- **Objective**
Show every line of the records below that contains the word "FREIE".

──────── Record excerpts

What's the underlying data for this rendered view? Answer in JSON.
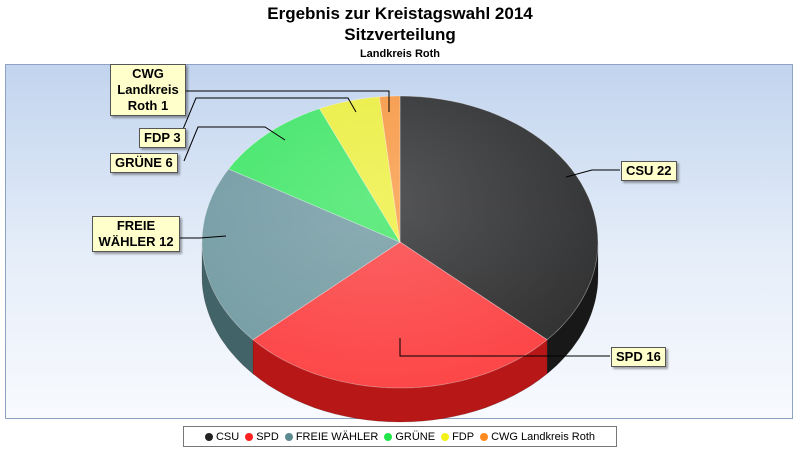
{
  "chart_data": {
    "type": "pie",
    "title": "Ergebnis zur Kreistagswahl 2014",
    "subtitle": "Sitzverteilung",
    "caption": "Landkreis Roth",
    "labels": [
      "CSU",
      "SPD",
      "FREIE WÄHLER",
      "GRÜNE",
      "FDP",
      "CWG Landkreis Roth"
    ],
    "values": [
      22,
      16,
      12,
      6,
      3,
      1
    ],
    "colors": [
      "#222222",
      "#ff2020",
      "#5b8a91",
      "#22e64a",
      "#f2f21a",
      "#ff8a1f"
    ],
    "data_labels": [
      "CSU 22",
      "SPD 16",
      "FREIE WÄHLER 12",
      "GRÜNE 6",
      "FDP 3",
      "CWG Landkreis Roth 1"
    ],
    "legend_position": "bottom"
  },
  "callouts": {
    "csu": "CSU 22",
    "spd": "SPD 16",
    "fw1": "FREIE",
    "fw2": "WÄHLER 12",
    "gruene": "GRÜNE 6",
    "fdp": "FDP 3",
    "cwg1": "CWG",
    "cwg2": "Landkreis",
    "cwg3": "Roth 1"
  }
}
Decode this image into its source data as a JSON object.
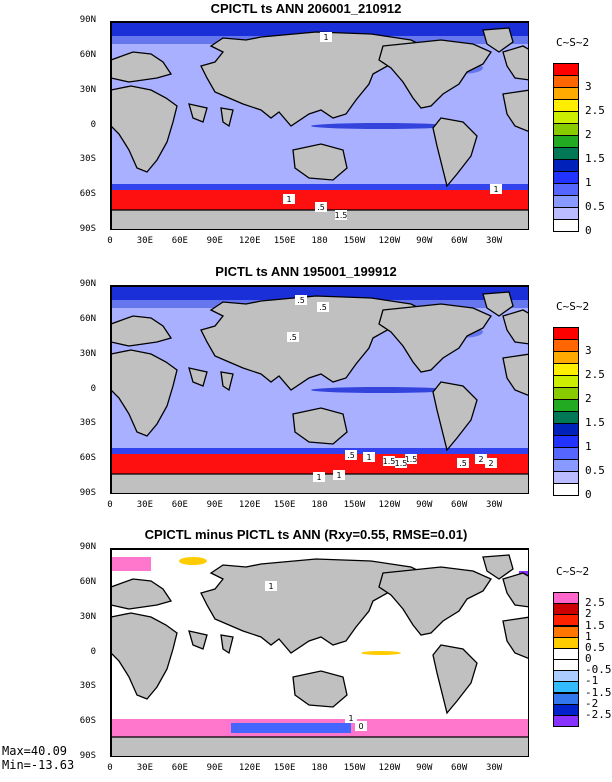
{
  "chart_data": [
    {
      "type": "heatmap",
      "title": "CPICTL ts ANN 206001_210912",
      "units": "C~S~2",
      "y_ticks": [
        "90N",
        "60N",
        "30N",
        "0",
        "30S",
        "60S",
        "90S"
      ],
      "x_ticks": [
        "0",
        "30E",
        "60E",
        "90E",
        "120E",
        "150E",
        "180",
        "150W",
        "120W",
        "90W",
        "60W",
        "30W"
      ],
      "colorbar_labels": [
        "3",
        "2.5",
        "2",
        "1.5",
        "1",
        "0.5",
        "0"
      ],
      "colorbar_colors": [
        "#ff0000",
        "#ff6600",
        "#ffaa00",
        "#ffee00",
        "#ccee00",
        "#88cc00",
        "#22aa22",
        "#007755",
        "#0022bb",
        "#2233ff",
        "#5566ff",
        "#8899ff",
        "#bbbbff",
        "#ffffff"
      ],
      "contour_labels": [
        "1",
        "1",
        ".5",
        "1.5",
        "1"
      ]
    },
    {
      "type": "heatmap",
      "title": "PICTL ts ANN 195001_199912",
      "units": "C~S~2",
      "y_ticks": [
        "90N",
        "60N",
        "30N",
        "0",
        "30S",
        "60S",
        "90S"
      ],
      "x_ticks": [
        "0",
        "30E",
        "60E",
        "90E",
        "120E",
        "150E",
        "180",
        "150W",
        "120W",
        "90W",
        "60W",
        "30W"
      ],
      "colorbar_labels": [
        "3",
        "2.5",
        "2",
        "1.5",
        "1",
        "0.5",
        "0"
      ],
      "colorbar_colors": [
        "#ff0000",
        "#ff6600",
        "#ffaa00",
        "#ffee00",
        "#ccee00",
        "#88cc00",
        "#22aa22",
        "#007755",
        "#0022bb",
        "#2233ff",
        "#5566ff",
        "#8899ff",
        "#bbbbff",
        "#ffffff"
      ],
      "contour_labels": [
        ".5",
        ".5",
        ".5",
        ".5",
        "1",
        "1.5",
        "1.5",
        "1",
        "1",
        "1.5",
        "2",
        ".5",
        "2"
      ]
    },
    {
      "type": "heatmap",
      "title": "CPICTL minus PICTL ts ANN (Rxy=0.55, RMSE=0.01)",
      "units": "C~S~2",
      "y_ticks": [
        "90N",
        "60N",
        "30N",
        "0",
        "30S",
        "60S",
        "90S"
      ],
      "x_ticks": [
        "0",
        "30E",
        "60E",
        "90E",
        "120E",
        "150E",
        "180",
        "150W",
        "120W",
        "90W",
        "60W",
        "30W"
      ],
      "colorbar_labels": [
        "2.5",
        "2",
        "1.5",
        "1",
        "0.5",
        "0",
        "-0.5",
        "-1",
        "-1.5",
        "-2",
        "-2.5"
      ],
      "colorbar_colors": [
        "#ff66cc",
        "#cc0000",
        "#ff2200",
        "#ff7700",
        "#ffcc00",
        "#ffffff",
        "#ffffff",
        "#aaccff",
        "#33bbff",
        "#3377ee",
        "#0022cc",
        "#8833ff"
      ],
      "contour_labels": [
        "1",
        "1",
        "0"
      ],
      "max_label": "Max=40.09",
      "min_label": "Min=-13.63"
    }
  ]
}
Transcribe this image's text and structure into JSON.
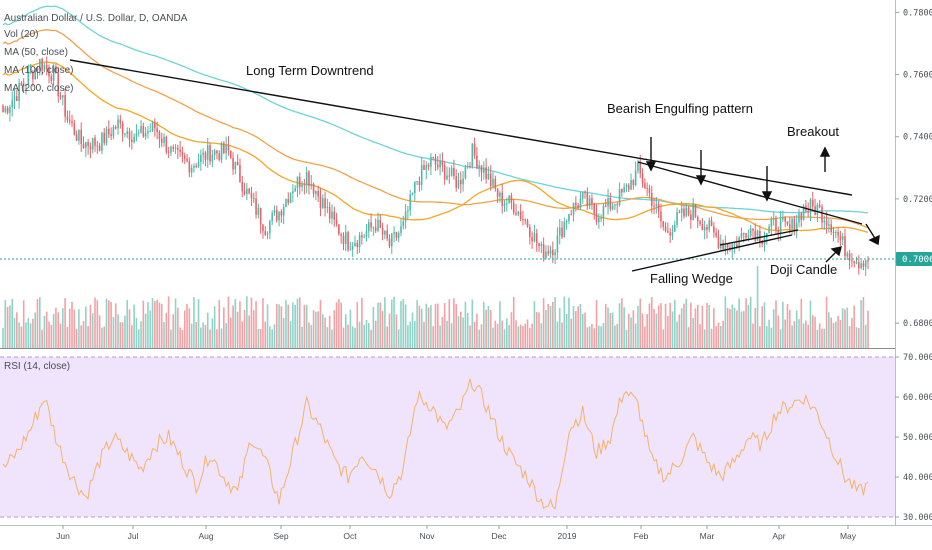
{
  "legend": {
    "symbol": "Australian Dollar / U.S. Dollar, D, OANDA",
    "vol": "Vol (20)",
    "ma50": "MA (50, close)",
    "ma100": "MA (100, close)",
    "ma200": "MA (200, close)",
    "rsi": "RSI (14, close)"
  },
  "colors": {
    "up": "#4fb9a9",
    "down": "#e5636a",
    "vol_up": "#8fd3c8",
    "vol_down": "#f2a1a5",
    "ma50": "#f5a623",
    "ma100": "#f0a24a",
    "ma200": "#6cd4d8",
    "rsi_line": "#f4b36b",
    "rsi_band": "#efe4fb",
    "price_tag": "#26a69a"
  },
  "chart_data": {
    "type": "candlestick",
    "price_axis": {
      "ylim": [
        0.672,
        0.784
      ],
      "ticks": [
        "0.78000",
        "0.76000",
        "0.74000",
        "0.72000",
        "0.70000",
        "0.68000"
      ],
      "last_price": "0.70063"
    },
    "rsi_axis": {
      "ylim": [
        28,
        72
      ],
      "ticks": [
        "70.0000",
        "60.0000",
        "50.0000",
        "40.0000",
        "30.0000"
      ],
      "band": [
        30,
        70
      ]
    },
    "x_ticks": [
      "Jun",
      "Jul",
      "Aug",
      "Sep",
      "Oct",
      "Nov",
      "Dec",
      "2019",
      "Feb",
      "Mar",
      "Apr",
      "May"
    ],
    "close_anchors": [
      [
        0,
        0.748
      ],
      [
        8,
        0.756
      ],
      [
        16,
        0.764
      ],
      [
        22,
        0.76
      ],
      [
        28,
        0.746
      ],
      [
        34,
        0.738
      ],
      [
        42,
        0.738
      ],
      [
        50,
        0.744
      ],
      [
        58,
        0.74
      ],
      [
        66,
        0.743
      ],
      [
        74,
        0.734
      ],
      [
        82,
        0.731
      ],
      [
        90,
        0.735
      ],
      [
        98,
        0.735
      ],
      [
        106,
        0.722
      ],
      [
        114,
        0.711
      ],
      [
        120,
        0.716
      ],
      [
        126,
        0.724
      ],
      [
        132,
        0.728
      ],
      [
        138,
        0.72
      ],
      [
        144,
        0.712
      ],
      [
        150,
        0.706
      ],
      [
        156,
        0.708
      ],
      [
        162,
        0.712
      ],
      [
        168,
        0.705
      ],
      [
        174,
        0.711
      ],
      [
        180,
        0.726
      ],
      [
        186,
        0.732
      ],
      [
        192,
        0.729
      ],
      [
        198,
        0.725
      ],
      [
        204,
        0.735
      ],
      [
        210,
        0.728
      ],
      [
        216,
        0.72
      ],
      [
        222,
        0.718
      ],
      [
        228,
        0.712
      ],
      [
        234,
        0.703
      ],
      [
        240,
        0.705
      ],
      [
        246,
        0.716
      ],
      [
        252,
        0.72
      ],
      [
        258,
        0.715
      ],
      [
        264,
        0.718
      ],
      [
        270,
        0.722
      ],
      [
        276,
        0.729
      ],
      [
        282,
        0.72
      ],
      [
        288,
        0.709
      ],
      [
        294,
        0.714
      ],
      [
        300,
        0.716
      ],
      [
        306,
        0.711
      ],
      [
        312,
        0.706
      ],
      [
        318,
        0.705
      ],
      [
        324,
        0.711
      ],
      [
        330,
        0.708
      ],
      [
        336,
        0.712
      ],
      [
        342,
        0.71
      ],
      [
        348,
        0.717
      ],
      [
        354,
        0.717
      ],
      [
        360,
        0.712
      ],
      [
        366,
        0.704
      ],
      [
        372,
        0.7
      ],
      [
        376,
        0.701
      ]
    ],
    "rsi_anchors": [
      [
        0,
        42
      ],
      [
        6,
        46
      ],
      [
        12,
        52
      ],
      [
        18,
        60
      ],
      [
        24,
        48
      ],
      [
        30,
        40
      ],
      [
        36,
        35
      ],
      [
        42,
        44
      ],
      [
        48,
        50
      ],
      [
        54,
        46
      ],
      [
        60,
        42
      ],
      [
        66,
        48
      ],
      [
        72,
        50
      ],
      [
        78,
        44
      ],
      [
        84,
        38
      ],
      [
        90,
        46
      ],
      [
        96,
        40
      ],
      [
        102,
        36
      ],
      [
        108,
        50
      ],
      [
        114,
        44
      ],
      [
        120,
        34
      ],
      [
        126,
        46
      ],
      [
        132,
        58
      ],
      [
        138,
        52
      ],
      [
        144,
        44
      ],
      [
        150,
        40
      ],
      [
        156,
        46
      ],
      [
        162,
        42
      ],
      [
        168,
        36
      ],
      [
        174,
        42
      ],
      [
        180,
        60
      ],
      [
        186,
        58
      ],
      [
        192,
        52
      ],
      [
        198,
        56
      ],
      [
        204,
        64
      ],
      [
        210,
        58
      ],
      [
        216,
        50
      ],
      [
        222,
        44
      ],
      [
        228,
        40
      ],
      [
        234,
        34
      ],
      [
        240,
        32
      ],
      [
        246,
        52
      ],
      [
        252,
        56
      ],
      [
        258,
        46
      ],
      [
        264,
        50
      ],
      [
        270,
        62
      ],
      [
        276,
        58
      ],
      [
        282,
        44
      ],
      [
        288,
        40
      ],
      [
        294,
        44
      ],
      [
        300,
        50
      ],
      [
        306,
        44
      ],
      [
        312,
        40
      ],
      [
        318,
        44
      ],
      [
        324,
        50
      ],
      [
        330,
        48
      ],
      [
        336,
        56
      ],
      [
        342,
        58
      ],
      [
        348,
        60
      ],
      [
        354,
        56
      ],
      [
        360,
        48
      ],
      [
        366,
        40
      ],
      [
        372,
        36
      ],
      [
        376,
        38
      ]
    ],
    "num_bars": 377
  },
  "annotations": {
    "long_term": "Long Term Downtrend",
    "bearish": "Bearish Engulfing pattern",
    "breakout": "Breakout",
    "falling_wedge": "Falling Wedge",
    "doji": "Doji Candle"
  }
}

────────────────

- **Written response**
      "FREIE WÄHLER",
      "FREIE WÄHLER 12",
    "fw1": "FREIE",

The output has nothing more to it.